*WHAT TO DO:*
Rewrite the rows from the line with "file-thumbnail-frame[interactable] [202, 205, 266, 269]" up to and including the line with "3, 473, 18]", switching "window-title" to "title-label" and leaving all else unchanged.

** start of INPUT RECORDS **

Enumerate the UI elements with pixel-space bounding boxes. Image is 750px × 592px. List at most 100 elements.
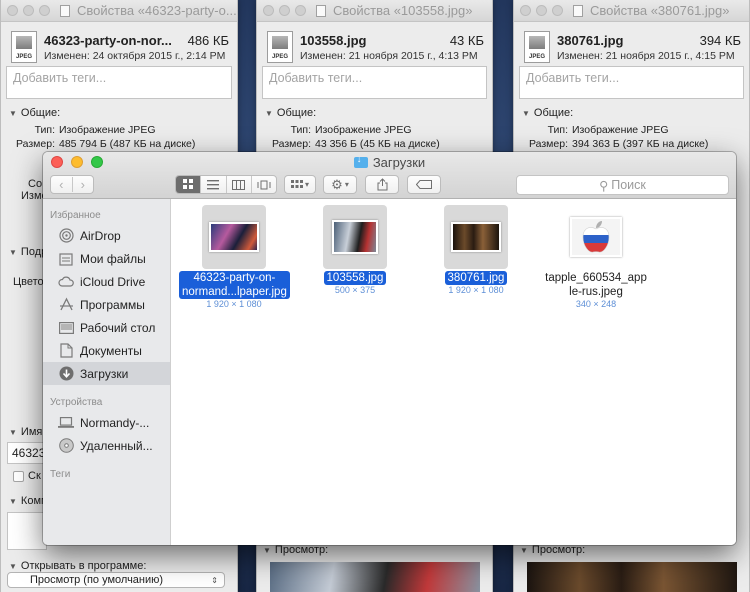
file-thumbnail-frame[interactable] [202, 205, 266, 269]
sidebar-item-label: Документы [80, 343, 142, 358]
jpeg-file-icon: JPEG [11, 31, 37, 63]
general-section-header[interactable]: ▼ Общие: [257, 99, 492, 119]
share-icon [377, 178, 387, 191]
nav-button-group: ‹ › [50, 175, 94, 194]
file-name: 380761.jpg [444, 271, 508, 285]
disclosure-triangle-icon[interactable]: ▼ [265, 109, 273, 118]
name-section-header[interactable]: ▼ Имя [1, 418, 42, 438]
tags-input[interactable]: Добавить теги... [6, 66, 232, 99]
file-thumbnail-frame[interactable] [323, 205, 387, 269]
window-title: Свойства «380761.jpg» [590, 3, 730, 18]
file-thumbnail [451, 222, 501, 252]
window-title: Свойства «103558.jpg» [333, 3, 473, 18]
disclosure-triangle-icon[interactable]: ▼ [9, 248, 17, 257]
type-value: Изображение JPEG [59, 124, 156, 136]
maximize-button[interactable] [552, 5, 563, 16]
comments-section-header[interactable]: ▼ Комм [1, 487, 49, 507]
info-window-titlebar[interactable]: Свойства «46323-party-o... [1, 0, 237, 22]
general-label: Общие: [20, 107, 61, 119]
info-window-titlebar[interactable]: Свойства «103558.jpg» [257, 0, 492, 22]
sidebar-item-documents[interactable]: Документы [43, 339, 170, 362]
sidebar-item-label: AirDrop [80, 228, 121, 243]
action-button[interactable]: ⚙ ▾ [323, 175, 357, 194]
file-item[interactable]: 380761.jpg 1 920 × 1 080 [421, 205, 531, 296]
view-mode-group [175, 175, 277, 194]
info-window-titlebar[interactable]: Свойства «380761.jpg» [514, 0, 749, 22]
disclosure-triangle-icon[interactable]: ▼ [522, 109, 530, 118]
minimize-button[interactable] [279, 5, 290, 16]
disclosure-triangle-icon[interactable]: ▼ [263, 546, 271, 555]
preview-section-header[interactable]: ▼ Просмотр: [520, 544, 585, 556]
sidebar-item-remote-disc[interactable]: Удаленный... [43, 434, 170, 457]
sidebar-item-normandy[interactable]: Normandy-... [43, 411, 170, 434]
search-icon: ⚲ [599, 178, 609, 193]
list-view-button[interactable] [200, 176, 225, 193]
file-item[interactable]: tapple_660534_app le-rus.jpeg 340 × 248 [535, 205, 657, 310]
apple-logo-icon [582, 221, 610, 253]
back-button[interactable]: ‹ [51, 177, 72, 192]
preview-section-header[interactable]: ▼ Просмотр: [263, 544, 328, 556]
created-key-partial: Co [28, 178, 43, 190]
forward-button[interactable]: › [71, 177, 94, 192]
sidebar-item-label: Мои файлы [80, 251, 146, 266]
disclosure-triangle-icon[interactable]: ▼ [9, 562, 17, 571]
file-item[interactable]: 46323-party-on-normand...lpaper.jpg 1 92… [179, 205, 290, 310]
document-icon [573, 4, 583, 17]
file-area[interactable]: 46323-party-on-normand...lpaper.jpg 1 92… [172, 199, 736, 545]
name-field[interactable]: 46323 [7, 442, 47, 464]
file-name: 380761.jpg [557, 32, 624, 48]
file-thumbnail-frame[interactable] [444, 205, 508, 269]
file-name: 103558.jpg [323, 271, 387, 285]
grid-icon [182, 179, 193, 189]
general-label: Общие: [533, 107, 574, 119]
sidebar-item-applications[interactable]: Программы [43, 293, 170, 316]
disclosure-triangle-icon[interactable]: ▼ [520, 546, 528, 555]
sidebar-item-all-my-files[interactable]: Мои файлы [43, 247, 170, 270]
size-key: Размер: [528, 138, 568, 150]
coverflow-view-button[interactable] [250, 176, 276, 193]
sidebar-item-desktop[interactable]: Рабочий стол [43, 316, 170, 339]
disclosure-triangle-icon[interactable]: ▼ [9, 109, 17, 118]
sidebar-item-downloads[interactable]: Загрузки [43, 362, 170, 385]
general-section-header[interactable]: ▼ Общие: [514, 99, 749, 119]
chevron-down-icon: ▾ [304, 180, 309, 189]
hide-extension-label: Ск [28, 470, 41, 482]
close-button[interactable] [7, 5, 18, 16]
all-files-icon [58, 251, 74, 267]
open-with-section-header[interactable]: ▼ Открывать в программе: [1, 552, 146, 572]
file-dimensions: 1 920 × 1 080 [206, 299, 262, 309]
preview-image [527, 562, 737, 592]
tag-button[interactable] [407, 175, 441, 194]
comments-field[interactable] [7, 512, 47, 550]
more-info-section-header[interactable]: ▼ Подр [1, 238, 47, 258]
minimize-button[interactable] [23, 5, 34, 16]
close-button[interactable] [520, 5, 531, 16]
disclosure-triangle-icon[interactable]: ▼ [9, 497, 17, 506]
general-section-header[interactable]: ▼ Общие: [1, 99, 237, 119]
sidebar-item-airdrop[interactable]: AirDrop [43, 224, 170, 247]
file-item[interactable]: 103558.jpg 500 × 375 [300, 205, 410, 296]
type-key: Тип: [290, 124, 311, 136]
devices-header: Устройства [50, 397, 103, 408]
disclosure-triangle-icon[interactable]: ▼ [9, 428, 17, 437]
maximize-button[interactable] [39, 5, 50, 16]
search-input[interactable]: ⚲ Поиск [516, 175, 729, 195]
tags-input[interactable]: Добавить теги... [519, 66, 744, 99]
tags-input[interactable]: Добавить теги... [262, 66, 487, 99]
minimize-button[interactable] [536, 5, 547, 16]
columns-icon [232, 179, 246, 190]
sidebar-item-label: iCloud Drive [80, 274, 146, 289]
close-button[interactable] [263, 5, 274, 16]
file-thumbnail-frame[interactable] [564, 205, 628, 269]
preview-image [270, 562, 480, 592]
maximize-button[interactable] [295, 5, 306, 16]
hide-extension-checkbox[interactable] [13, 470, 24, 482]
column-view-button[interactable] [225, 176, 251, 193]
sidebar-item-icloud-drive[interactable]: iCloud Drive [43, 270, 170, 293]
coverflow-icon [257, 180, 271, 189]
share-button[interactable] [365, 175, 399, 194]
finder-window[interactable]: Загрузки ‹ › ▾ ⚙ ▾ [43, 152, 736, 545]
icon-view-button[interactable] [176, 176, 201, 193]
open-with-select[interactable]: Просмотр (по умолчанию) ⇕ [7, 572, 225, 588]
arrange-button[interactable]: ▾ [284, 175, 316, 194]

** end of INPUT RECORDS **

*RESPONSE BELOW:*
file-thumbnail-frame[interactable] [202, 205, 266, 269]
sidebar-item-label: Документы [80, 343, 142, 358]
jpeg-file-icon: JPEG [11, 31, 37, 63]
general-section-header[interactable]: ▼ Общие: [257, 99, 492, 119]
share-icon [377, 178, 387, 191]
nav-button-group: ‹ › [50, 175, 94, 194]
file-name: 380761.jpg [444, 271, 508, 285]
disclosure-triangle-icon[interactable]: ▼ [265, 109, 273, 118]
name-section-header[interactable]: ▼ Имя [1, 418, 42, 438]
tags-input[interactable]: Добавить теги... [6, 66, 232, 99]
file-thumbnail-frame[interactable] [323, 205, 387, 269]
title-label: Свойства «380761.jpg» [590, 3, 730, 18]
file-thumbnail [451, 222, 501, 252]
title-label: Свойства «103558.jpg» [333, 3, 473, 18]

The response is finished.